[Aim] Reproduce all of the data word for word.

[Dataset]
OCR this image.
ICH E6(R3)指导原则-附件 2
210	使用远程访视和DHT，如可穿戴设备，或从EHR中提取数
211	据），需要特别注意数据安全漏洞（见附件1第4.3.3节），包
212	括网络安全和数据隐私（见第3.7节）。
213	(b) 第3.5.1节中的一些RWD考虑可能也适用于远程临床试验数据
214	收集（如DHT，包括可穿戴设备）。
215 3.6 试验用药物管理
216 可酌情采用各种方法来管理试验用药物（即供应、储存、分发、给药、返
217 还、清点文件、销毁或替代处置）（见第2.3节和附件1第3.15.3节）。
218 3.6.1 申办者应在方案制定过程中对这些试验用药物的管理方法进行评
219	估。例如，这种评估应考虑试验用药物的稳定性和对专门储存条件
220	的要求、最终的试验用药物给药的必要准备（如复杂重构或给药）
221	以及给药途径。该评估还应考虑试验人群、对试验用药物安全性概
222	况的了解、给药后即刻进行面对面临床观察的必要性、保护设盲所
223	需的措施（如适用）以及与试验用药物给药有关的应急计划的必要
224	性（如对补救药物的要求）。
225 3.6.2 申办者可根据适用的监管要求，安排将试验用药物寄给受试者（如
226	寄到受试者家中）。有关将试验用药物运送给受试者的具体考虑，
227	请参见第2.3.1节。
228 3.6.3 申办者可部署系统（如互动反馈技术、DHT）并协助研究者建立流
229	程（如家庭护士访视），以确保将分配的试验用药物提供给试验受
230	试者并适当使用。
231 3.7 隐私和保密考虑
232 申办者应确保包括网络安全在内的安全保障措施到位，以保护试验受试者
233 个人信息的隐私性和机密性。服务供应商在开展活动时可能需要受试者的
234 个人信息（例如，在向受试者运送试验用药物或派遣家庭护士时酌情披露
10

[Correct result]
OCR this image.
ICH E6(R3)指导原则-附件 2
210	使用远程访视和DHT，如可穿戴设备，或从EHR中提取数
211	据），需要特别注意数据安全漏洞（见附件1第4.3.3节），包
212	括网络安全和数据隐私（见第3.7节）。
213	(b) 第3.5.1节中的一些RWD考虑可能也适用于远程临床试验数据
214	收集（如DHT，包括可穿戴设备）。
215 3.6 试验用药物管理
216 可酌情采用各种方法来管理试验用药物（即供应、储存、分发、给药、返
217 还、清点文件、销毁或替代处置）（见第2.3节和附件1第3.15.3节）。
218 3.6.1 申办者应在方案制定过程中对这些试验用药物的管理方法进行评
219	估。例如，这种评估应考虑试验用药物的稳定性和对专门储存条件
220	的要求、最终的试验用药物给药的必要准备（如复杂重构或给药）
221	以及给药途径。该评估还应考虑试验人群、对试验用药物安全性概
222	况的了解、给药后即刻进行面对面临床观察的必要性、保护设盲所
223	需的措施（如适用）以及与试验用药物给药有关的应急计划的必要
224	性（如对补救药物的要求）。
225 3.6.2 申办者可根据适用的监管要求，安排将试验用药物寄给受试者（如
226	寄到受试者家中）。有关将试验用药物运送给受试者的具体考虑，
227	请参见第2.3.1节。
228 3.6.3 申办者可部署系统（如互动反馈技术、DHT）并协助研究者建立流
229	程（如家庭护士访视），以确保将分配的试验用药物提供给试验受
230	试者并适当使用。
231 3.7 隐私和保密考虑
232 申办者应确保包括网络安全在内的安全保障措施到位，以保护试验受试者
233 个人信息的隐私性和机密性。服务供应商在开展活动时可能需要受试者的
234 个人信息（例如，在向受试者运送试验用药物或派遣家庭护士时酌情披露
10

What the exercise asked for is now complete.